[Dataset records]
━━━━━━━━━━━━━━━━━━━━

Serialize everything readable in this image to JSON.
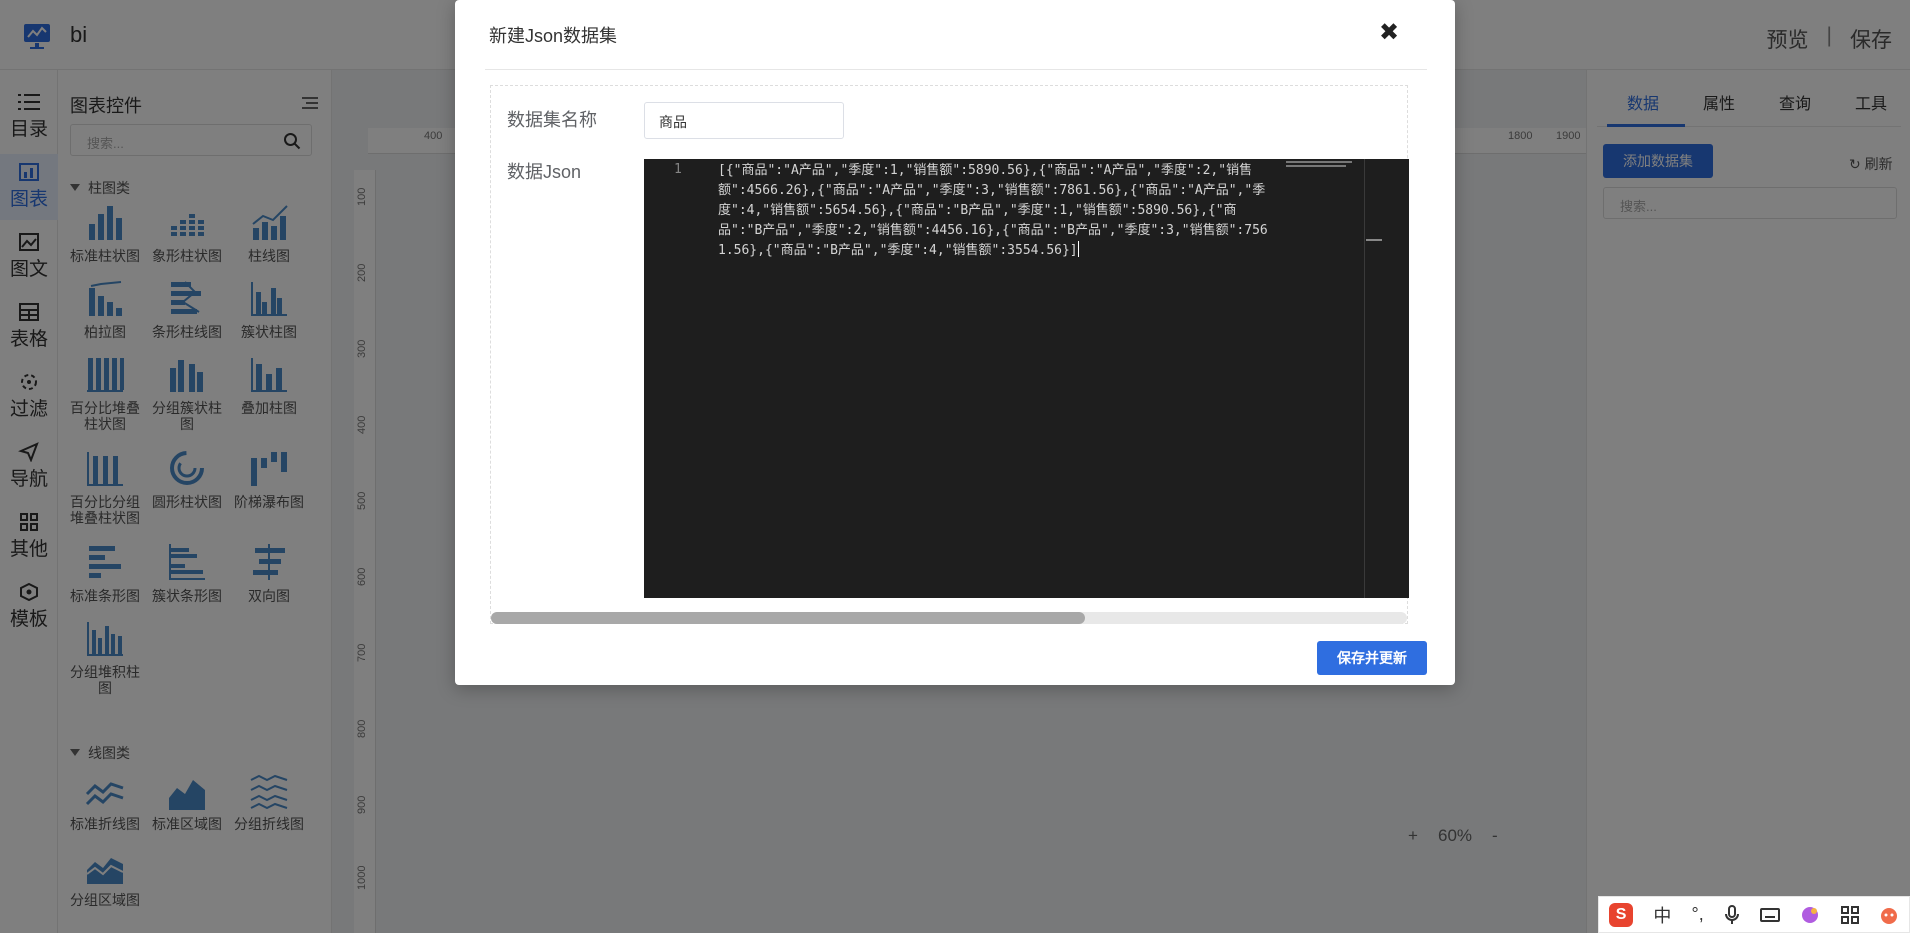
{
  "app": {
    "title": "bi"
  },
  "topbar": {
    "preview": "预览",
    "separator": "|",
    "save": "保存"
  },
  "leftnav": [
    {
      "label": "目录",
      "icon": "list-icon"
    },
    {
      "label": "图表",
      "icon": "chart-icon",
      "active": true
    },
    {
      "label": "图文",
      "icon": "image-text-icon"
    },
    {
      "label": "表格",
      "icon": "table-icon"
    },
    {
      "label": "过滤",
      "icon": "filter-icon"
    },
    {
      "label": "导航",
      "icon": "navigation-icon"
    },
    {
      "label": "其他",
      "icon": "grid-icon"
    },
    {
      "label": "模板",
      "icon": "template-icon"
    }
  ],
  "widget_panel": {
    "title": "图表控件",
    "search_placeholder": "搜索...",
    "categories": [
      {
        "name": "柱图类",
        "items": [
          "标准柱状图",
          "象形柱状图",
          "柱线图",
          "柏拉图",
          "条形柱线图",
          "簇状柱图",
          "百分比堆叠柱状图",
          "分组簇状柱图",
          "叠加柱图",
          "百分比分组堆叠柱状图",
          "圆形柱状图",
          "阶梯瀑布图",
          "标准条形图",
          "簇状条形图",
          "双向图",
          "分组堆积柱图"
        ]
      },
      {
        "name": "线图类",
        "items": [
          "标准折线图",
          "标准区域图",
          "分组折线图",
          "分组区域图"
        ]
      }
    ]
  },
  "canvas": {
    "ruler_top": [
      "400",
      "1800",
      "1900"
    ],
    "ruler_left": [
      "100",
      "200",
      "300",
      "400",
      "500",
      "600",
      "700",
      "800",
      "900",
      "1000"
    ],
    "zoom": {
      "plus": "+",
      "value": "60%",
      "minus": "-"
    }
  },
  "right_panel": {
    "tabs": [
      "数据",
      "属性",
      "查询",
      "工具"
    ],
    "add_dataset": "添加数据集",
    "refresh": "刷新",
    "search_placeholder": "搜索..."
  },
  "modal": {
    "title": "新建Json数据集",
    "name_label": "数据集名称",
    "name_value": "商品",
    "json_label": "数据Json",
    "line_number": "1",
    "json_text": "[{\"商品\":\"A产品\",\"季度\":1,\"销售额\":5890.56},{\"商品\":\"A产品\",\"季度\":2,\"销售额\":4566.26},{\"商品\":\"A产品\",\"季度\":3,\"销售额\":7861.56},{\"商品\":\"A产品\",\"季度\":4,\"销售额\":5654.56},{\"商品\":\"B产品\",\"季度\":1,\"销售额\":5890.56},{\"商品\":\"B产品\",\"季度\":2,\"销售额\":4456.16},{\"商品\":\"B产品\",\"季度\":3,\"销售额\":7561.56},{\"商品\":\"B产品\",\"季度\":4,\"销售额\":3554.56}]",
    "save_button": "保存并更新",
    "close_symbol": "✖"
  },
  "ime": {
    "logo": "S",
    "lang": "中",
    "punct": "°,"
  }
}
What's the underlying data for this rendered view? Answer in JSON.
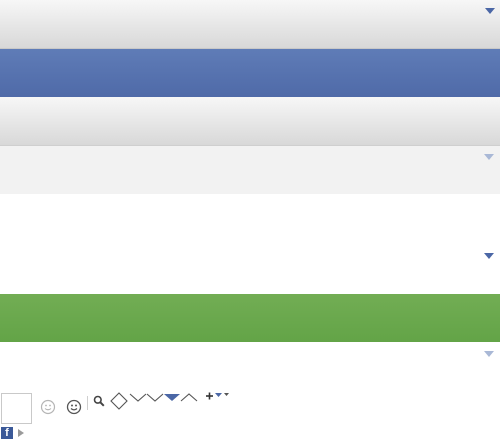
{
  "bands": [
    {
      "id": "band-1",
      "style": "gray-gradient"
    },
    {
      "id": "band-2",
      "style": "blue"
    },
    {
      "id": "band-3",
      "style": "gray-gradient"
    },
    {
      "id": "band-4",
      "style": "light-gray"
    },
    {
      "id": "band-5",
      "style": "white"
    },
    {
      "id": "band-6",
      "style": "green"
    },
    {
      "id": "band-7",
      "style": "white"
    }
  ],
  "colors": {
    "blue": "#5874b3",
    "green": "#67a84b",
    "gray": "#d8d8d8",
    "accent_triangle": "#4b67a6"
  },
  "toolbar": {
    "icons": [
      "smiley-light-icon",
      "smiley-icon",
      "search-icon",
      "diamond-icon",
      "chevron-down-outline-icon",
      "chevron-down-outline-icon",
      "triangle-down-filled-icon",
      "chevron-up-outline-icon",
      "plus-dropdown-icon"
    ]
  },
  "footer": {
    "logo_icon": "facebook-icon",
    "play_icon": "play-icon",
    "logo_letter": "f"
  }
}
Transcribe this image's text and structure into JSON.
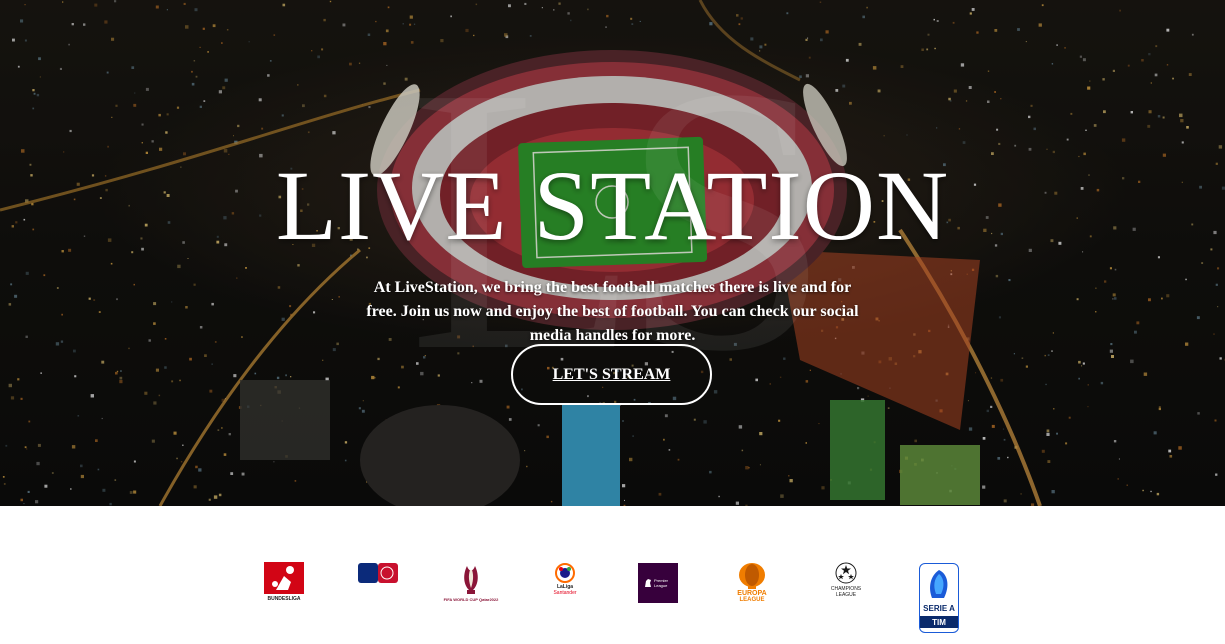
{
  "hero": {
    "title": "LIVE STATION",
    "watermark": "LS",
    "description": "At LiveStation, we bring the best football matches there is live and for free. Join us now and enjoy the best of football. You can check our social media handles for more.",
    "cta_label": "LET'S STREAM"
  },
  "leagues": [
    {
      "name": "Bundesliga",
      "caption": "BUNDESLIGA",
      "color": "#d20515"
    },
    {
      "name": "The Emirates FA Cup",
      "caption": "",
      "color": "#0b2a7a"
    },
    {
      "name": "FIFA World Cup Qatar 2022",
      "caption": "FIFA WORLD CUP Qatar2022",
      "color": "#8a1538"
    },
    {
      "name": "LaLiga Santander",
      "caption": "LaLiga",
      "caption2": "Santander",
      "color": "#e3001b"
    },
    {
      "name": "Premier League",
      "caption": "Premier League",
      "color": "#37003c"
    },
    {
      "name": "UEFA Europa League",
      "caption": "EUROPA",
      "caption2": "LEAGUE",
      "color": "#f07d00"
    },
    {
      "name": "UEFA Champions League",
      "caption": "CHAMPIONS",
      "caption2": "LEAGUE",
      "color": "#1a1a1a"
    },
    {
      "name": "Serie A TIM",
      "caption": "SERIE A",
      "caption2": "TIM",
      "color": "#1a5bd8"
    }
  ]
}
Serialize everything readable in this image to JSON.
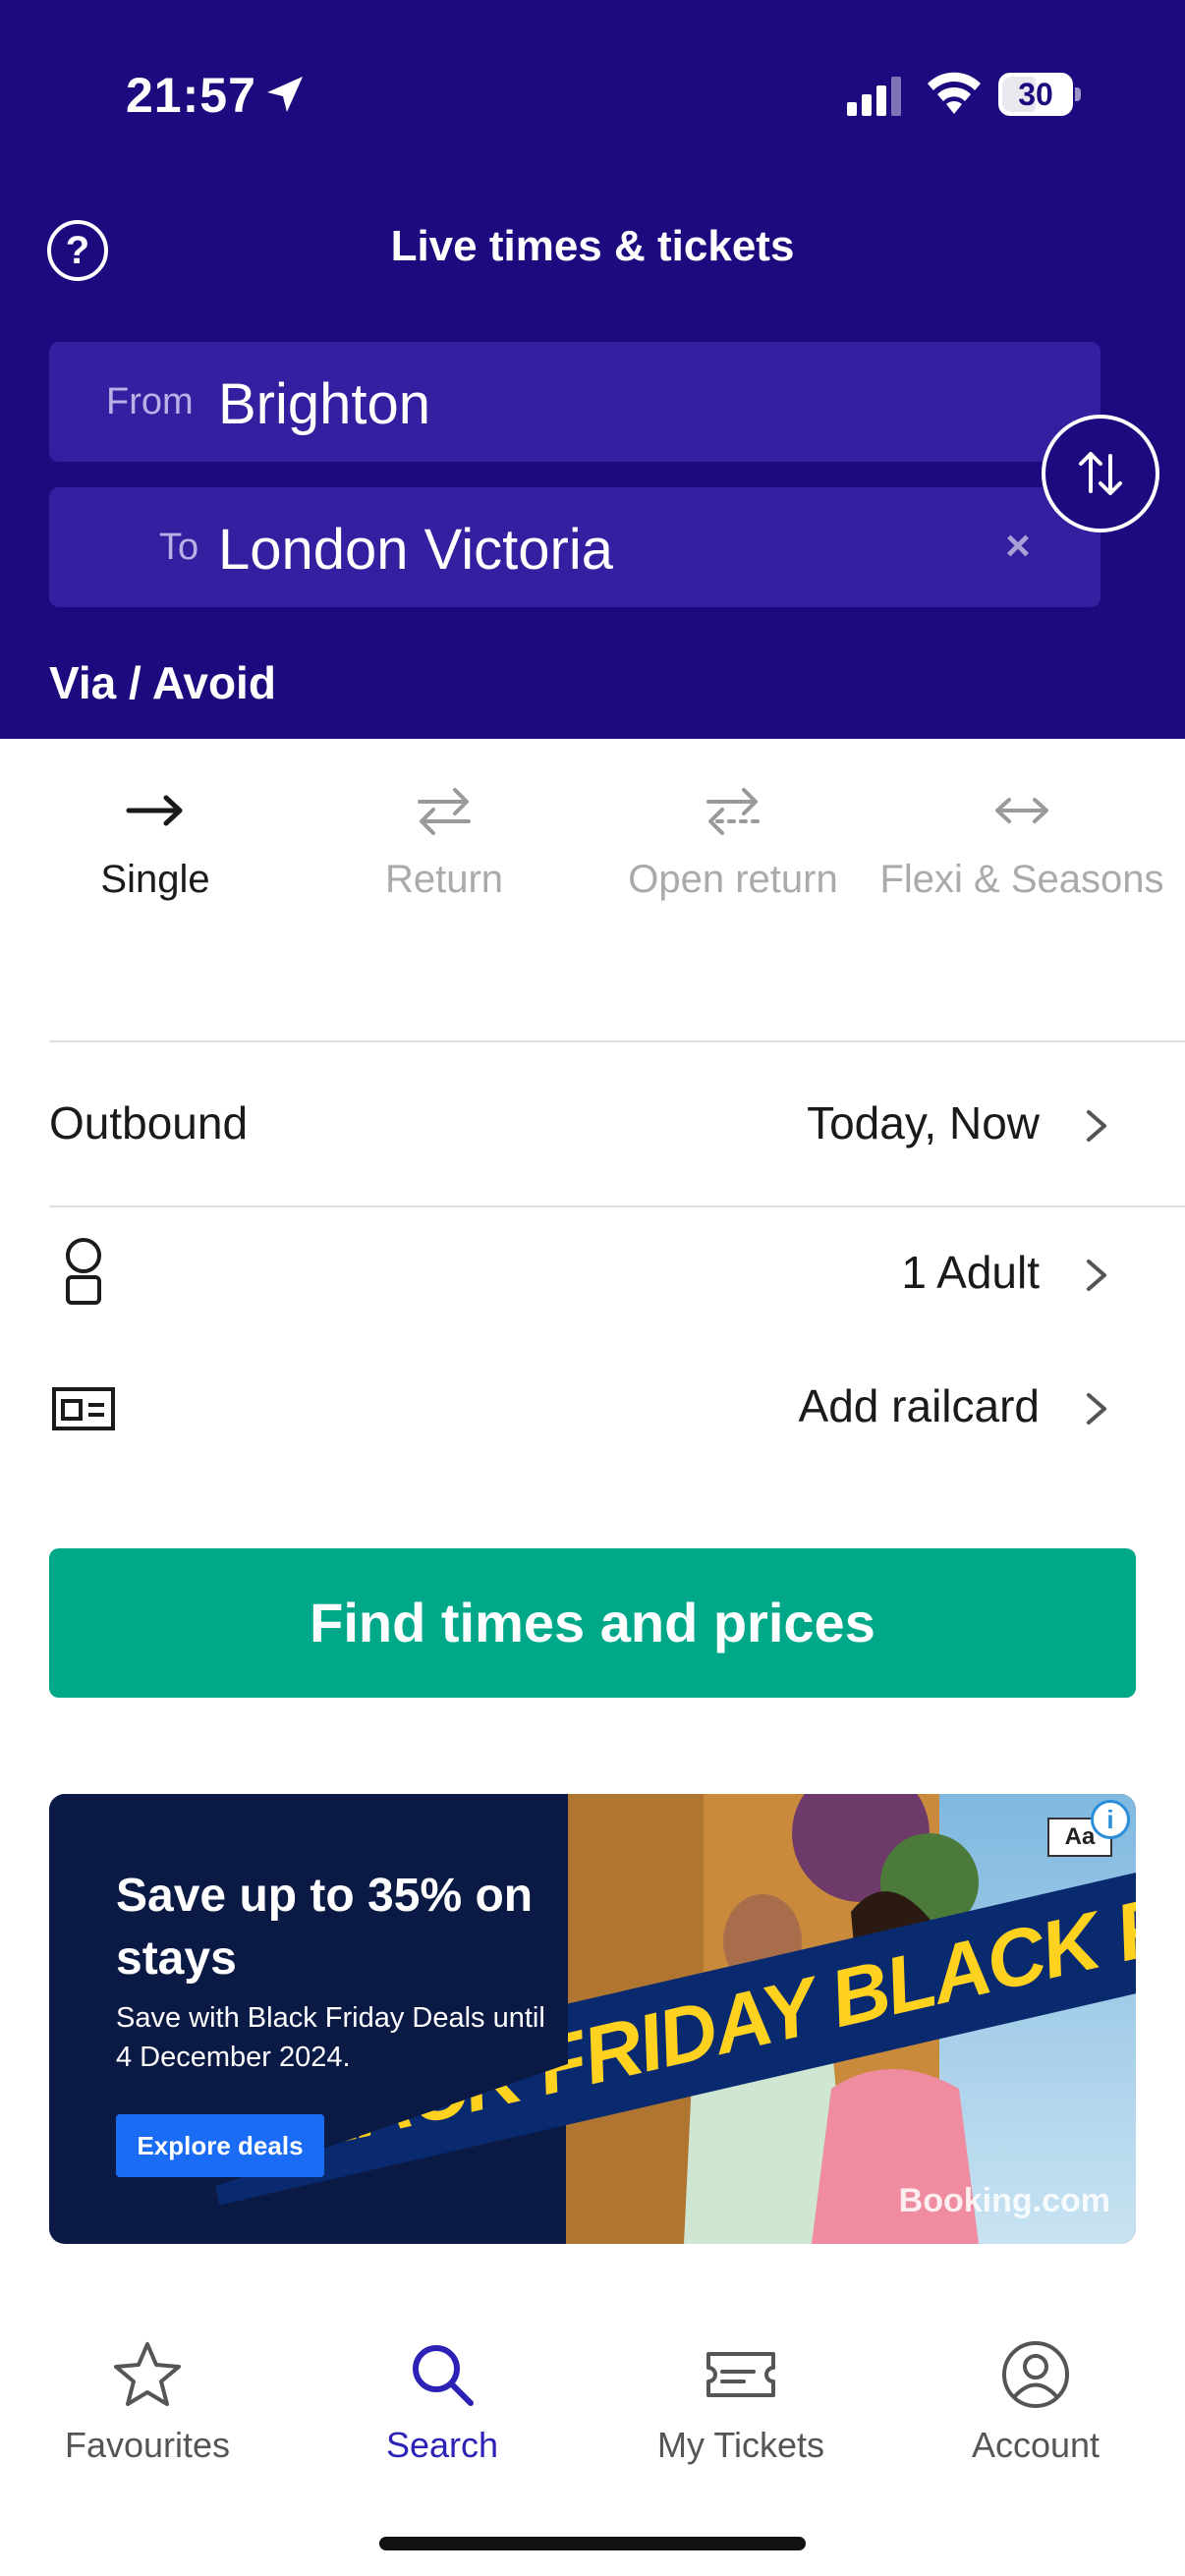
{
  "status_bar": {
    "time": "21:57",
    "battery_level": "30"
  },
  "header": {
    "title": "Live times & tickets",
    "help_icon": "question-circle-icon",
    "from": {
      "label": "From",
      "value": "Brighton"
    },
    "to": {
      "label": "To",
      "value": "London Victoria"
    },
    "clear_icon": "x-icon",
    "swap_icon": "swap-vertical-icon",
    "via_avoid": "Via / Avoid"
  },
  "journey_tabs": [
    {
      "label": "Single",
      "icon": "arrow-right-icon",
      "active": true
    },
    {
      "label": "Return",
      "icon": "arrows-return-icon",
      "active": false
    },
    {
      "label": "Open return",
      "icon": "arrows-open-return-icon",
      "active": false
    },
    {
      "label": "Flexi & Seasons",
      "icon": "arrow-left-right-icon",
      "active": false
    }
  ],
  "options": {
    "outbound": {
      "label": "Outbound",
      "value": "Today, Now"
    },
    "passengers": {
      "value": "1 Adult",
      "icon": "person-icon"
    },
    "railcard": {
      "value": "Add railcard",
      "icon": "railcard-icon"
    }
  },
  "cta": {
    "label": "Find times and prices"
  },
  "ad": {
    "headline": "Save up to 35% on stays",
    "subtext": "Save with Black Friday Deals until 4 December 2024.",
    "button": "Explore deals",
    "banner_text": "BLACK FRIDAY BLACK FRIDAY BLACK",
    "brand": "Booking.com",
    "choices": "Aa",
    "info": "i"
  },
  "bottom_nav": [
    {
      "label": "Favourites",
      "icon": "star-icon",
      "active": false
    },
    {
      "label": "Search",
      "icon": "search-icon",
      "active": true
    },
    {
      "label": "My Tickets",
      "icon": "ticket-icon",
      "active": false
    },
    {
      "label": "Account",
      "icon": "account-icon",
      "active": false
    }
  ],
  "colors": {
    "header_bg": "#1d0a7e",
    "field_bg": "#3320a0",
    "cta_bg": "#00a88a",
    "active_nav": "#2d22b6"
  }
}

━━━━━━━━━━━━━━━━━━━━

Only a number is wanted: how many lines of the material above hold "Santander"?

2